TO DO: From the entries that follow, gather each line holding the word "Valorization".

GIVEN RECORDS:
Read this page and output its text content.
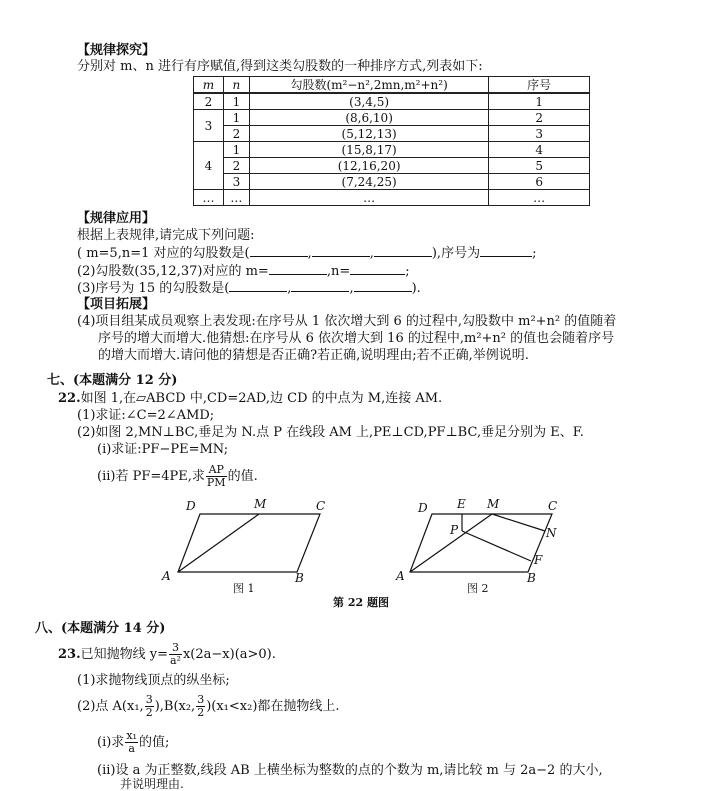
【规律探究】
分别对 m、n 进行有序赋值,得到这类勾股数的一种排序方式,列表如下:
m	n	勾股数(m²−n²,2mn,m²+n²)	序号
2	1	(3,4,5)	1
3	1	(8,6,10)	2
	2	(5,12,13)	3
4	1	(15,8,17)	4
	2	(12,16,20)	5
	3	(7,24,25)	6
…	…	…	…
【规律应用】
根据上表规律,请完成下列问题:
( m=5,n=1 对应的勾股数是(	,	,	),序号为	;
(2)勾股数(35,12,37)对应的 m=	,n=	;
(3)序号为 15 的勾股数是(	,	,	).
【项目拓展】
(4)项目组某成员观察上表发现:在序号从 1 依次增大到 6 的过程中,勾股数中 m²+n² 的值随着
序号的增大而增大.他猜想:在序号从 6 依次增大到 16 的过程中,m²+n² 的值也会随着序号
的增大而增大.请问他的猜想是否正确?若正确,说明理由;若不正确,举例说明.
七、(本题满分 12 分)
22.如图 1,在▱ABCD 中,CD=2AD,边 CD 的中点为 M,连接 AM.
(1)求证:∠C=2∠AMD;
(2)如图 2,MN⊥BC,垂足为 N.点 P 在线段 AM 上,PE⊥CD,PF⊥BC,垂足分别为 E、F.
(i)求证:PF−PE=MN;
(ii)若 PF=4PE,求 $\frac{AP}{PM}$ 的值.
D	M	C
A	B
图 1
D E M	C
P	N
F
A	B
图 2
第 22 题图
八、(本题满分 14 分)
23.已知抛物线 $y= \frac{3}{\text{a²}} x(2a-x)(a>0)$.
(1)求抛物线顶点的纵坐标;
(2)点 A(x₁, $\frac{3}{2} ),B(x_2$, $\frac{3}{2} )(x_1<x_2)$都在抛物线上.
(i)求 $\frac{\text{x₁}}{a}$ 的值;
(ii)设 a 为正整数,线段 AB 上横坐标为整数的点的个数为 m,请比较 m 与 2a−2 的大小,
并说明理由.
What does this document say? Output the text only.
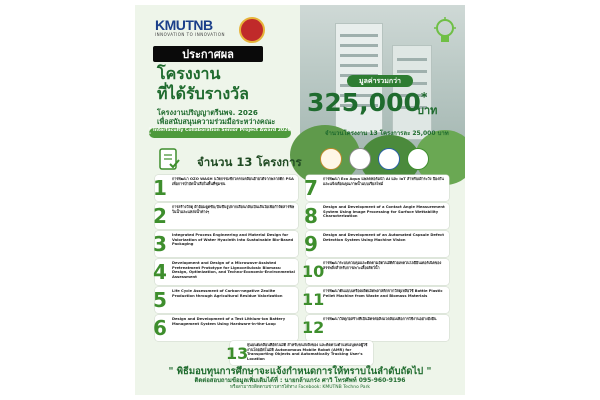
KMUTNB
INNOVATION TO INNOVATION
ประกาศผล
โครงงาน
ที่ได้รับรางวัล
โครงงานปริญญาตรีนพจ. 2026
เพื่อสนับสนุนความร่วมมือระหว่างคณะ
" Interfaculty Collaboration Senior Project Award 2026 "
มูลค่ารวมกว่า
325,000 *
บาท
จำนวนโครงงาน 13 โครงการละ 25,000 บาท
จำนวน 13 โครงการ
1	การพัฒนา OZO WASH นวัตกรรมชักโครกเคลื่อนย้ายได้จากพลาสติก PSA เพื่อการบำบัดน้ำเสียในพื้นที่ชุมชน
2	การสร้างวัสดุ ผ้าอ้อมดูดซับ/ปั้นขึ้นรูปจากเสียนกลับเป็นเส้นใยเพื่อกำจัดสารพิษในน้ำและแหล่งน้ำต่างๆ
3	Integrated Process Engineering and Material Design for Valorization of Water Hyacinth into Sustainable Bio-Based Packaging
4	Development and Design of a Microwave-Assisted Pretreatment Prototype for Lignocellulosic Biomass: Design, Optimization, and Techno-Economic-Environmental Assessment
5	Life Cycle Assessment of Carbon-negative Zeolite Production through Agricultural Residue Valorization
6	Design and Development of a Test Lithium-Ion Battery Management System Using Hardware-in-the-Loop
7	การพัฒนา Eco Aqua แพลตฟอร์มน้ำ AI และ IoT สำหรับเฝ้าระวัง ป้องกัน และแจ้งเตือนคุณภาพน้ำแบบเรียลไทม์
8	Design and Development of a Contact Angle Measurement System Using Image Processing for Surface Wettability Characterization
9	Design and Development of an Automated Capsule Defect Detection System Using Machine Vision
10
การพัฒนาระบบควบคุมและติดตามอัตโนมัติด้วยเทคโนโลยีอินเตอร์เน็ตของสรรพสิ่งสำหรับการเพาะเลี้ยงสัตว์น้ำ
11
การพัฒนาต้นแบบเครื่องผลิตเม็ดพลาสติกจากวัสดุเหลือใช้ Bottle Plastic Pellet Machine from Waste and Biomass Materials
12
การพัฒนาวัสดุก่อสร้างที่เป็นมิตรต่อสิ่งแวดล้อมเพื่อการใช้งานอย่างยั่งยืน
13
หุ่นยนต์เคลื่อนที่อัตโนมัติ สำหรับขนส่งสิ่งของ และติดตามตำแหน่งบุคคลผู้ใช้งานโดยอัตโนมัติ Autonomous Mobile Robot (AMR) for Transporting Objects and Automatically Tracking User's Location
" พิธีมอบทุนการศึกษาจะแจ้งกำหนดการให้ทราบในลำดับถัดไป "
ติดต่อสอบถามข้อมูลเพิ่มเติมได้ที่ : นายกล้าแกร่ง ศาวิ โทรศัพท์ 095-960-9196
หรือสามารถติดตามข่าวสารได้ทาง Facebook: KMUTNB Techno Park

TASK ANSWER:
3	Integrated Process Engineering and Material Design for Valorization of Water Hyacinth into Sustainable Bio-Based Packaging
5	Life Cycle Assessment of Carbon-negative Zeolite Production through Agricultural Residue Valorization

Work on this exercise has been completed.